● DIRECTIONS FOR THIS TASK: Tally every line of the listing where the string "scare" is found, and state the total alone.
*** SUPPLIED RECORDS
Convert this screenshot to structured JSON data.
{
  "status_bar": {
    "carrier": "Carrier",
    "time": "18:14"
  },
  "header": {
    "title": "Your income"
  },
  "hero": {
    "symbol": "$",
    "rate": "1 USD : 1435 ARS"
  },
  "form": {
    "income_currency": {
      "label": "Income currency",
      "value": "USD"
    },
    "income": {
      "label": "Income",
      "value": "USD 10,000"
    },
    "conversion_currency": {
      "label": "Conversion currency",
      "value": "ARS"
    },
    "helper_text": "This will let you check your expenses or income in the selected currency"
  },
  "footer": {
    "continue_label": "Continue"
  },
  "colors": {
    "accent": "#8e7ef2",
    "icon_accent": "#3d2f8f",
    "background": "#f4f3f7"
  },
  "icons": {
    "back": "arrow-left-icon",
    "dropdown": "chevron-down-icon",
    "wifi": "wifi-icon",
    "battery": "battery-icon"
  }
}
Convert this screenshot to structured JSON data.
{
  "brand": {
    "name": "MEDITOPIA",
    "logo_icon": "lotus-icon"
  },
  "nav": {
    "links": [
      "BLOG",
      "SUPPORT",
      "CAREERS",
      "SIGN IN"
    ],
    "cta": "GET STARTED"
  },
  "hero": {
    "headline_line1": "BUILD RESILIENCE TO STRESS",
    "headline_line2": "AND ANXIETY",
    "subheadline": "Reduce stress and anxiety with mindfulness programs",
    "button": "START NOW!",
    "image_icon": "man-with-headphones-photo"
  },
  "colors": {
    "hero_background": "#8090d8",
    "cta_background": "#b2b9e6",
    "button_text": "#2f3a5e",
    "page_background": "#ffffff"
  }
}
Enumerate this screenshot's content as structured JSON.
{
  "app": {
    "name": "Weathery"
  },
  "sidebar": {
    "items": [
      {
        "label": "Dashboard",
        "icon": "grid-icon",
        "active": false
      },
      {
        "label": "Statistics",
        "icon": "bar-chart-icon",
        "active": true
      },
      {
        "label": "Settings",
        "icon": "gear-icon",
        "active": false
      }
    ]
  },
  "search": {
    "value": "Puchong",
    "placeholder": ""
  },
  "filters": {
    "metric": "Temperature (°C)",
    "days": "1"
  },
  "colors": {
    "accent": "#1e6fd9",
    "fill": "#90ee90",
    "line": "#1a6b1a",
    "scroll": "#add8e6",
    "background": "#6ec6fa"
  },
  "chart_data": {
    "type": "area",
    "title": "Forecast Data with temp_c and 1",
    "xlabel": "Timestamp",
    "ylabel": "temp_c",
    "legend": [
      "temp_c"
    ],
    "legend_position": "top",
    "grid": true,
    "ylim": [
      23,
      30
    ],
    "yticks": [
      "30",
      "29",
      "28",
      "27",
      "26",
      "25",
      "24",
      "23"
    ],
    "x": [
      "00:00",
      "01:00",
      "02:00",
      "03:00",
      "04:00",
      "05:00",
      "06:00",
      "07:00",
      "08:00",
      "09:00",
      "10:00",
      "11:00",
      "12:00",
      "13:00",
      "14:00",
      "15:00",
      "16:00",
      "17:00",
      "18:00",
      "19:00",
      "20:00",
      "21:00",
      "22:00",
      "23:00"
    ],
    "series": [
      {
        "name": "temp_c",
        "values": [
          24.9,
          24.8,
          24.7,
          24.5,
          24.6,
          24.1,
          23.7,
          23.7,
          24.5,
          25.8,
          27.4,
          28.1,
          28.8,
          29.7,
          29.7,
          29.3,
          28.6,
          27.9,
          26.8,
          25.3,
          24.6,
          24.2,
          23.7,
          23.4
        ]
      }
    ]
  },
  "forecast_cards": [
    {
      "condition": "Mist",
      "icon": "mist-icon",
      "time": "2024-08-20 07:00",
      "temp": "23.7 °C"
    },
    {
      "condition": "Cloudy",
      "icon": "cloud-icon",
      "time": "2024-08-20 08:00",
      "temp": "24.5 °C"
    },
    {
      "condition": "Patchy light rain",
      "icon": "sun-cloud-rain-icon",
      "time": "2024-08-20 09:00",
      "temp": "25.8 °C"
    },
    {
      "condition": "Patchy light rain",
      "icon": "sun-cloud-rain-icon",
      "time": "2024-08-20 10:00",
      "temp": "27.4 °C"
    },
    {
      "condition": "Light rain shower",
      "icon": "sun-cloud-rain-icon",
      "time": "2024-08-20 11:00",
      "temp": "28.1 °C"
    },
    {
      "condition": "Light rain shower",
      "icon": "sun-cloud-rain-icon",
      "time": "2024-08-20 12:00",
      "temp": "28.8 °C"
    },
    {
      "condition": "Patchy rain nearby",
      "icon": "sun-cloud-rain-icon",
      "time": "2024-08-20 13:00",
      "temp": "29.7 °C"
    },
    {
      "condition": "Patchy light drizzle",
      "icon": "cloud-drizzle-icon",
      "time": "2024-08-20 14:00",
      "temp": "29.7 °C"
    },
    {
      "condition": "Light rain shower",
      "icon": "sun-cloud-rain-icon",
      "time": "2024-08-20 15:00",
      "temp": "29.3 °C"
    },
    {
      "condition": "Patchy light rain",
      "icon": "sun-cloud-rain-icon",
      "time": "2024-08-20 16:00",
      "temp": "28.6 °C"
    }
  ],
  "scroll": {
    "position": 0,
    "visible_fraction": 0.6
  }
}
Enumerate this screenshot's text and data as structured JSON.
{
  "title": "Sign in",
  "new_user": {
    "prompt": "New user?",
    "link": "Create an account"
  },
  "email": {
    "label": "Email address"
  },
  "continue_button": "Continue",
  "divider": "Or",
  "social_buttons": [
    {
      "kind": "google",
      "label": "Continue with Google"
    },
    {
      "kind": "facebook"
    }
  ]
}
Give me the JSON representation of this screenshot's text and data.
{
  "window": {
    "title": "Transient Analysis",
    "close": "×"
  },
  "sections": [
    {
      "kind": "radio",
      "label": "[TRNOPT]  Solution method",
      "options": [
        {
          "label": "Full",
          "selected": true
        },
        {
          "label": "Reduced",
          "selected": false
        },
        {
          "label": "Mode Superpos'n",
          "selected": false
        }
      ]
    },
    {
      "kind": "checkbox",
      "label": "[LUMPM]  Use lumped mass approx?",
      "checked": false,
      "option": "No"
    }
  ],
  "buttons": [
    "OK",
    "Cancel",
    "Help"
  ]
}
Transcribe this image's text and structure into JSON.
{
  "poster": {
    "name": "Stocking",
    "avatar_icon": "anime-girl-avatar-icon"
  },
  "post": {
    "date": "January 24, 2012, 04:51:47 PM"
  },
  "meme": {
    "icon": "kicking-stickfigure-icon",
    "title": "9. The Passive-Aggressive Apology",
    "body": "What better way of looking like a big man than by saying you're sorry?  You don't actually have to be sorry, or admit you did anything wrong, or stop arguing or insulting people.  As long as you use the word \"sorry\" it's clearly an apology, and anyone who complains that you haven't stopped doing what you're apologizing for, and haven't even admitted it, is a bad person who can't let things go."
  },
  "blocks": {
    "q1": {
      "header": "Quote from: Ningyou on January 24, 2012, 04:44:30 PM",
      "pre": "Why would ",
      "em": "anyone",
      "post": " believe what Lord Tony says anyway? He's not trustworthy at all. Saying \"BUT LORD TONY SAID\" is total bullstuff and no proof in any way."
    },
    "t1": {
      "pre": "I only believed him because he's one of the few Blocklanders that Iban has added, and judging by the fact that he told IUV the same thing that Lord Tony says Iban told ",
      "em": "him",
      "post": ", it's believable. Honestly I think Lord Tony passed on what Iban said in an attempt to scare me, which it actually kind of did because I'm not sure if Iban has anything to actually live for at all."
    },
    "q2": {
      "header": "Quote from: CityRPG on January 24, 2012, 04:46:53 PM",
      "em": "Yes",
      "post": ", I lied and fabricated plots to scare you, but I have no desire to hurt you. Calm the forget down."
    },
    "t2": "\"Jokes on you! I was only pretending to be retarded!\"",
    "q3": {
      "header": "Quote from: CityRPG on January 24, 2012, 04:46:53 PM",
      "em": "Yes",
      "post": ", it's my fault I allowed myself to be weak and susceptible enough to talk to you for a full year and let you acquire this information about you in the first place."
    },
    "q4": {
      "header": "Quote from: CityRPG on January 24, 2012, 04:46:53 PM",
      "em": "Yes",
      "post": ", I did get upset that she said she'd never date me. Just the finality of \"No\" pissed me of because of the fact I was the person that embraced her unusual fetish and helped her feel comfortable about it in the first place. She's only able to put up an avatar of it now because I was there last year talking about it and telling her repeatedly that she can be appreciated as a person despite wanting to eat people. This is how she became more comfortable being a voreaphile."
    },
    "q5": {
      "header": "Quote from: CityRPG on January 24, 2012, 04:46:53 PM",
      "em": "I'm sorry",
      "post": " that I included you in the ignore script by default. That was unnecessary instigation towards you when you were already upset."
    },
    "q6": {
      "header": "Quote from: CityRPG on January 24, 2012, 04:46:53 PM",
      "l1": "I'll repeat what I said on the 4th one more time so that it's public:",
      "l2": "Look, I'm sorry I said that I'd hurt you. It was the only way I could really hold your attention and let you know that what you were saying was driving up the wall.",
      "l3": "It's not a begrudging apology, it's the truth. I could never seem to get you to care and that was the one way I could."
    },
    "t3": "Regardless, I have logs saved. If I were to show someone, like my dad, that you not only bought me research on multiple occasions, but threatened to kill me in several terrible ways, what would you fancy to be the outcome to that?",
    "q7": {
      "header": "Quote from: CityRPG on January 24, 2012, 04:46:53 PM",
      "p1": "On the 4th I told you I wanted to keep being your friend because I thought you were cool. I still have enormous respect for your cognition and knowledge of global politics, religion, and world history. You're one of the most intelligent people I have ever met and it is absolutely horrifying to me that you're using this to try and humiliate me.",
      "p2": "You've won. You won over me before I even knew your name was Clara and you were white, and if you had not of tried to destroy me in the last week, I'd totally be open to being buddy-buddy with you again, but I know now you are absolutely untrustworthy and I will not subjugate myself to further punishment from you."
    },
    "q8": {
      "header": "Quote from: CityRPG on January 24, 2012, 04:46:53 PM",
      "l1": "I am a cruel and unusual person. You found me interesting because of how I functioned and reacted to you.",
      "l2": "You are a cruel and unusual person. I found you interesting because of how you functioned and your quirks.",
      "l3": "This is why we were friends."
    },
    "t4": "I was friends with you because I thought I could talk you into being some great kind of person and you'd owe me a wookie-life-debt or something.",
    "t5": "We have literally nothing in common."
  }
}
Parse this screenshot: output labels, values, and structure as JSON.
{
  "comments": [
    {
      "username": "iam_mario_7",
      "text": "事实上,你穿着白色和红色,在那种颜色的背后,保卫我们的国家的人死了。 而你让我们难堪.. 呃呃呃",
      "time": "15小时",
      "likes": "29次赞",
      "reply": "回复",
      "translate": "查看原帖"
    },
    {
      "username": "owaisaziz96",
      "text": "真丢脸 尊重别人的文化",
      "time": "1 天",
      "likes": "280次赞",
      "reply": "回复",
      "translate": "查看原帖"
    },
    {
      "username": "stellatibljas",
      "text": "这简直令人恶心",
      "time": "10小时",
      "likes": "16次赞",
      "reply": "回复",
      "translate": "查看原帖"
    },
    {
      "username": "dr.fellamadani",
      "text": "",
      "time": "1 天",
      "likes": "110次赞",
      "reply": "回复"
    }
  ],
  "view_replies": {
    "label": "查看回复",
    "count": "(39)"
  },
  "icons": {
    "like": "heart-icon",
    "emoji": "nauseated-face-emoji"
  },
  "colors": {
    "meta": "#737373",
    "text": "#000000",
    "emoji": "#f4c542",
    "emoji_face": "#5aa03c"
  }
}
******
● FINISHED ANSWER: 2